-- Start of Stored rows --

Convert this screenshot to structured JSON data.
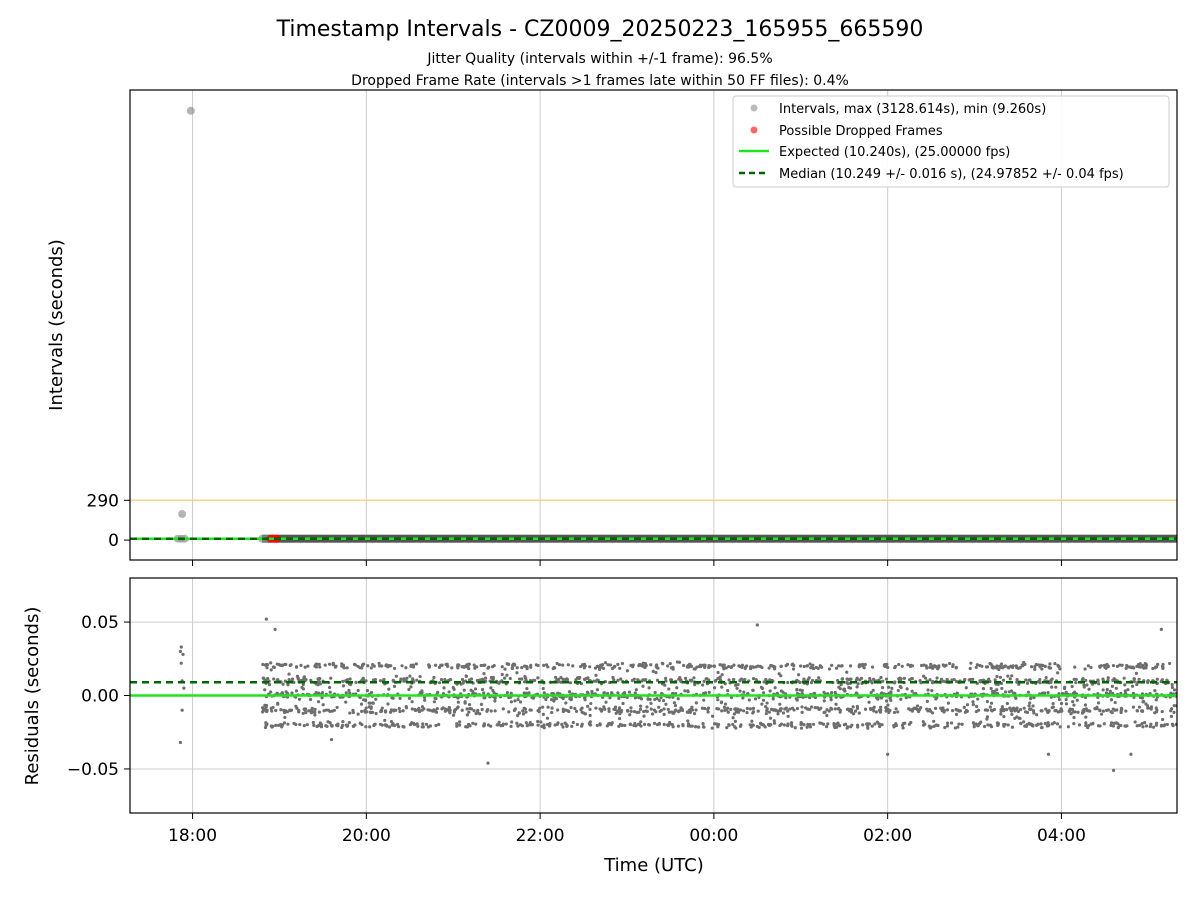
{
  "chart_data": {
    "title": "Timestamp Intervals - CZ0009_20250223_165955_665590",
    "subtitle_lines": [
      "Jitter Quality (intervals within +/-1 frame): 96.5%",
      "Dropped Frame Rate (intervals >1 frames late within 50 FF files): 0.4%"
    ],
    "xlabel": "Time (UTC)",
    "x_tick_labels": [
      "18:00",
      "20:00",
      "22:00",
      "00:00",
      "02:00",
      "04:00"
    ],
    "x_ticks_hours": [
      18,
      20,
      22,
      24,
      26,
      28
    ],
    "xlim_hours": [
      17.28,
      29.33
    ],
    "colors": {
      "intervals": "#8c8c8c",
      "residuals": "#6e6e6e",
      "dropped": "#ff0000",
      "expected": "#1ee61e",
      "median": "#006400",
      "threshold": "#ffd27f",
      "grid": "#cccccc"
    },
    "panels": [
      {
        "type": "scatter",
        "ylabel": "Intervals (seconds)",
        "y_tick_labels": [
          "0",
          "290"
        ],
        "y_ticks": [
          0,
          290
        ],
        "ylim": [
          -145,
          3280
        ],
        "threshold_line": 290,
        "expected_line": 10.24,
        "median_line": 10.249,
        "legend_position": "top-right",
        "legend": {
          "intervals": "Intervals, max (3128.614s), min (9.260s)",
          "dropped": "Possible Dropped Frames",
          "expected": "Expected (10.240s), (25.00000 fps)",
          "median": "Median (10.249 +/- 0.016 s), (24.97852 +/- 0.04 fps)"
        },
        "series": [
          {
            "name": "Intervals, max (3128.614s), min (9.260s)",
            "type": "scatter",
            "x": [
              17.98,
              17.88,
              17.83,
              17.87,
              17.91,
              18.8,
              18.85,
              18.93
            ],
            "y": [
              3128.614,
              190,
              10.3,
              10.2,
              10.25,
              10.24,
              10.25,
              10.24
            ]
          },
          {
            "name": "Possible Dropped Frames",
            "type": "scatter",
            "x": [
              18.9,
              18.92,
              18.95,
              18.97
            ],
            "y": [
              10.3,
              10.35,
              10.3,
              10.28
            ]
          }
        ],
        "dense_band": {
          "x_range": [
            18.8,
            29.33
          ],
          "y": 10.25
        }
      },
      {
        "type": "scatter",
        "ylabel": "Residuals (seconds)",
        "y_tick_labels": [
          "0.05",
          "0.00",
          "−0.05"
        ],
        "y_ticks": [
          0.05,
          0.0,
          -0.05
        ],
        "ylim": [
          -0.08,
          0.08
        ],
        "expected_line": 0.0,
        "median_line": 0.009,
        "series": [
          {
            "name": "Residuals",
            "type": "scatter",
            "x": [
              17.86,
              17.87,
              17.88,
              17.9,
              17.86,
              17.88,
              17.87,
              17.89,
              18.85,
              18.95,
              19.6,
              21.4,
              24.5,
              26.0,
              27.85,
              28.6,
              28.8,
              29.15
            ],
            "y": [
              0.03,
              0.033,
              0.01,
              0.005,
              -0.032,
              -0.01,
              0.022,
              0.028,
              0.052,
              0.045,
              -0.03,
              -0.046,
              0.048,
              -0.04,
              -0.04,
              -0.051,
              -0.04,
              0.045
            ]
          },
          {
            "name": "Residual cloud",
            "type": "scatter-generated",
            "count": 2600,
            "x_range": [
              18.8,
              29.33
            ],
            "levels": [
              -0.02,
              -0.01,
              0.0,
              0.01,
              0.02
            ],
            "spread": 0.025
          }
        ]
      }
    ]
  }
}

-- End of Stored rows --

Goal of the exercise -> Repeat all the records above exactly, leaving out any pictures.

The result ->
Convert this screenshot to structured JSON data.
{
  "chart_data": {
    "title": "Timestamp Intervals - CZ0009_20250223_165955_665590",
    "subtitle_lines": [
      "Jitter Quality (intervals within +/-1 frame): 96.5%",
      "Dropped Frame Rate (intervals >1 frames late within 50 FF files): 0.4%"
    ],
    "xlabel": "Time (UTC)",
    "x_tick_labels": [
      "18:00",
      "20:00",
      "22:00",
      "00:00",
      "02:00",
      "04:00"
    ],
    "x_ticks_hours": [
      18,
      20,
      22,
      24,
      26,
      28
    ],
    "xlim_hours": [
      17.28,
      29.33
    ],
    "colors": {
      "intervals": "#8c8c8c",
      "residuals": "#6e6e6e",
      "dropped": "#ff0000",
      "expected": "#1ee61e",
      "median": "#006400",
      "threshold": "#ffd27f",
      "grid": "#cccccc"
    },
    "panels": [
      {
        "type": "scatter",
        "ylabel": "Intervals (seconds)",
        "y_tick_labels": [
          "0",
          "290"
        ],
        "y_ticks": [
          0,
          290
        ],
        "ylim": [
          -145,
          3280
        ],
        "threshold_line": 290,
        "expected_line": 10.24,
        "median_line": 10.249,
        "legend_position": "top-right",
        "legend": {
          "intervals": "Intervals, max (3128.614s), min (9.260s)",
          "dropped": "Possible Dropped Frames",
          "expected": "Expected (10.240s), (25.00000 fps)",
          "median": "Median (10.249 +/- 0.016 s), (24.97852 +/- 0.04 fps)"
        },
        "series": [
          {
            "name": "Intervals, max (3128.614s), min (9.260s)",
            "type": "scatter",
            "x": [
              17.98,
              17.88,
              17.83,
              17.87,
              17.91,
              18.8,
              18.85,
              18.93
            ],
            "y": [
              3128.614,
              190,
              10.3,
              10.2,
              10.25,
              10.24,
              10.25,
              10.24
            ]
          },
          {
            "name": "Possible Dropped Frames",
            "type": "scatter",
            "x": [
              18.9,
              18.92,
              18.95,
              18.97
            ],
            "y": [
              10.3,
              10.35,
              10.3,
              10.28
            ]
          }
        ],
        "dense_band": {
          "x_range": [
            18.8,
            29.33
          ],
          "y": 10.25
        }
      },
      {
        "type": "scatter",
        "ylabel": "Residuals (seconds)",
        "y_tick_labels": [
          "0.05",
          "0.00",
          "−0.05"
        ],
        "y_ticks": [
          0.05,
          0.0,
          -0.05
        ],
        "ylim": [
          -0.08,
          0.08
        ],
        "expected_line": 0.0,
        "median_line": 0.009,
        "series": [
          {
            "name": "Residuals",
            "type": "scatter",
            "x": [
              17.86,
              17.87,
              17.88,
              17.9,
              17.86,
              17.88,
              17.87,
              17.89,
              18.85,
              18.95,
              19.6,
              21.4,
              24.5,
              26.0,
              27.85,
              28.6,
              28.8,
              29.15
            ],
            "y": [
              0.03,
              0.033,
              0.01,
              0.005,
              -0.032,
              -0.01,
              0.022,
              0.028,
              0.052,
              0.045,
              -0.03,
              -0.046,
              0.048,
              -0.04,
              -0.04,
              -0.051,
              -0.04,
              0.045
            ]
          },
          {
            "name": "Residual cloud",
            "type": "scatter-generated",
            "count": 2600,
            "x_range": [
              18.8,
              29.33
            ],
            "levels": [
              -0.02,
              -0.01,
              0.0,
              0.01,
              0.02
            ],
            "spread": 0.025
          }
        ]
      }
    ]
  }
}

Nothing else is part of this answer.